_Instructions for the task_.
Give back all the data exactly, line by line.
+++ Supplied records
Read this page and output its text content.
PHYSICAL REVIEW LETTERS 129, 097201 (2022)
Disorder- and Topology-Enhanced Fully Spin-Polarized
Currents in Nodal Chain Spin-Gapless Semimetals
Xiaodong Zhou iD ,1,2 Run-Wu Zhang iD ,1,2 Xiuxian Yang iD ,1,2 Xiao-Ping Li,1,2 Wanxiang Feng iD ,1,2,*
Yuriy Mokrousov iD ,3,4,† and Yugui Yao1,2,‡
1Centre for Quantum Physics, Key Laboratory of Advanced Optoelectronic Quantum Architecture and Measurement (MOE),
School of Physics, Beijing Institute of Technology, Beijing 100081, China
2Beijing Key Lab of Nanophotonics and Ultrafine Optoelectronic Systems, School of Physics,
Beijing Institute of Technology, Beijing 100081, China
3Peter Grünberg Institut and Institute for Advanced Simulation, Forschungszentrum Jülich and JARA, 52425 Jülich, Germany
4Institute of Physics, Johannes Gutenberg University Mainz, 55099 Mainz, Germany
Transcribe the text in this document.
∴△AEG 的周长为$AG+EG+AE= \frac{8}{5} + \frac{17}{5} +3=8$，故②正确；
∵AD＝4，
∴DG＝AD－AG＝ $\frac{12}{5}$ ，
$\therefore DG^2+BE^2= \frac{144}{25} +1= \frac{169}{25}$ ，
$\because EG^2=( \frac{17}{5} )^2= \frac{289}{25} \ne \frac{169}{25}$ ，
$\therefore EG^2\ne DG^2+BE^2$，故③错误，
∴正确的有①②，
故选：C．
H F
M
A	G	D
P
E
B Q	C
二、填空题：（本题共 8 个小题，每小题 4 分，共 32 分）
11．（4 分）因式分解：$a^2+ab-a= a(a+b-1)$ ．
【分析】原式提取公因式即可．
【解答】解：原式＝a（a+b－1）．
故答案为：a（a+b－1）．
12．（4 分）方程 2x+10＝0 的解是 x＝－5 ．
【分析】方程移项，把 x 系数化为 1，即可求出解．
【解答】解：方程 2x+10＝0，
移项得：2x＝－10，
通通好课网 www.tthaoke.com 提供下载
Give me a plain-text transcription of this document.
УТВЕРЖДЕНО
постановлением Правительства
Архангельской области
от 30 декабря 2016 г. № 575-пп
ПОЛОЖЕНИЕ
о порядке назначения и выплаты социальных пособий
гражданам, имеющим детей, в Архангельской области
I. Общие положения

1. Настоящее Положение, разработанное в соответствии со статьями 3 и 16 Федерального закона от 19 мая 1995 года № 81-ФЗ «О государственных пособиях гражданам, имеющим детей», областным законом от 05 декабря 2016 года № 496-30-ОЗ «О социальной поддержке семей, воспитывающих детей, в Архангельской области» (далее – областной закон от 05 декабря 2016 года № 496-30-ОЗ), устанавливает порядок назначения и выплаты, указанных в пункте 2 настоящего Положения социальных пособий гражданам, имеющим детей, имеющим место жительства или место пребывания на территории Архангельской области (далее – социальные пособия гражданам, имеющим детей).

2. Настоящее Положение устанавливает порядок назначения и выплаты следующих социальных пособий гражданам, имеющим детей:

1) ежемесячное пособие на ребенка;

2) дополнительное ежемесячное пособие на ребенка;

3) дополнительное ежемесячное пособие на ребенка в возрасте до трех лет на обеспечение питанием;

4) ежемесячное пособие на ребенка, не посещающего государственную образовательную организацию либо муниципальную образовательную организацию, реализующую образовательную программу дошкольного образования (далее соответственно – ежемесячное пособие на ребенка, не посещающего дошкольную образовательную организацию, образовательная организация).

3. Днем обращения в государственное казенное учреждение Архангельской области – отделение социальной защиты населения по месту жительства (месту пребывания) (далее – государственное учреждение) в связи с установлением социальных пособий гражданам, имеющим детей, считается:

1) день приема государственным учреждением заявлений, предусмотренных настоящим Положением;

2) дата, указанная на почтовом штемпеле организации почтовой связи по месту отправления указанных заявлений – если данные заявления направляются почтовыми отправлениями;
++++++
_Final result_.
Read this page and output its text content.
PHYSICAL REVIEW LETTERS 129, 097201 (2022)
Disorder- and Topology-Enhanced Fully Spin-Polarized
Currents in Nodal Chain Spin-Gapless Semimetals
Xiaodong Zhou iD ,1,2 Run-Wu Zhang iD ,1,2 Xiuxian Yang iD ,1,2 Xiao-Ping Li,1,2 Wanxiang Feng iD ,1,2,*
Yuriy Mokrousov iD ,3,4,† and Yugui Yao1,2,‡
1Centre for Quantum Physics, Key Laboratory of Advanced Optoelectronic Quantum Architecture and Measurement (MOE),
School of Physics, Beijing Institute of Technology, Beijing 100081, China
2Beijing Key Lab of Nanophotonics and Ultrafine Optoelectronic Systems, School of Physics,
Beijing Institute of Technology, Beijing 100081, China
3Peter Grünberg Institut and Institute for Advanced Simulation, Forschungszentrum Jülich and JARA, 52425 Jülich, Germany
4Institute of Physics, Johannes Gutenberg University Mainz, 55099 Mainz, Germany
Transcribe the text in this document.
∴△AEG 的周长为$AG+EG+AE= \frac{8}{5} + \frac{17}{5} +3=8$，故②正确；
∵AD＝4，
∴DG＝AD－AG＝ $\frac{12}{5}$ ，
$\therefore DG^2+BE^2= \frac{144}{25} +1= \frac{169}{25}$ ，
$\because EG^2=( \frac{17}{5} )^2= \frac{289}{25} \ne \frac{169}{25}$ ，
$\therefore EG^2\ne DG^2+BE^2$，故③错误，
∴正确的有①②，
故选：C．
H F
M
A	G	D
P
E
B Q	C
二、填空题：（本题共 8 个小题，每小题 4 分，共 32 分）
11．（4 分）因式分解：$a^2+ab-a= a(a+b-1)$ ．
【分析】原式提取公因式即可．
【解答】解：原式＝a（a+b－1）．
故答案为：a（a+b－1）．
12．（4 分）方程 2x+10＝0 的解是 x＝－5 ．
【分析】方程移项，把 x 系数化为 1，即可求出解．
【解答】解：方程 2x+10＝0，
移项得：2x＝－10，
通通好课网 www.tthaoke.com 提供下载
Give me a plain-text transcription of this document.
УТВЕРЖДЕНО
постановлением Правительства
Архангельской области
от 30 декабря 2016 г. № 575-пп
ПОЛОЖЕНИЕ
о порядке назначения и выплаты социальных пособий
гражданам, имеющим детей, в Архангельской области
I. Общие положения

1. Настоящее Положение, разработанное в соответствии со статьями 3 и 16 Федерального закона от 19 мая 1995 года № 81-ФЗ «О государственных пособиях гражданам, имеющим детей», областным законом от 05 декабря 2016 года № 496-30-ОЗ «О социальной поддержке семей, воспитывающих детей, в Архангельской области» (далее – областной закон от 05 декабря 2016 года № 496-30-ОЗ), устанавливает порядок назначения и выплаты, указанных в пункте 2 настоящего Положения социальных пособий гражданам, имеющим детей, имеющим место жительства или место пребывания на территории Архангельской области (далее – социальные пособия гражданам, имеющим детей).

2. Настоящее Положение устанавливает порядок назначения и выплаты следующих социальных пособий гражданам, имеющим детей:

1) ежемесячное пособие на ребенка;

2) дополнительное ежемесячное пособие на ребенка;

3) дополнительное ежемесячное пособие на ребенка в возрасте до трех лет на обеспечение питанием;

4) ежемесячное пособие на ребенка, не посещающего государственную образовательную организацию либо муниципальную образовательную организацию, реализующую образовательную программу дошкольного образования (далее соответственно – ежемесячное пособие на ребенка, не посещающего дошкольную образовательную организацию, образовательная организация).

3. Днем обращения в государственное казенное учреждение Архангельской области – отделение социальной защиты населения по месту жительства (месту пребывания) (далее – государственное учреждение) в связи с установлением социальных пособий гражданам, имеющим детей, считается:

1) день приема государственным учреждением заявлений, предусмотренных настоящим Положением;

2) дата, указанная на почтовом штемпеле организации почтовой связи по месту отправления указанных заявлений – если данные заявления направляются почтовыми отправлениями;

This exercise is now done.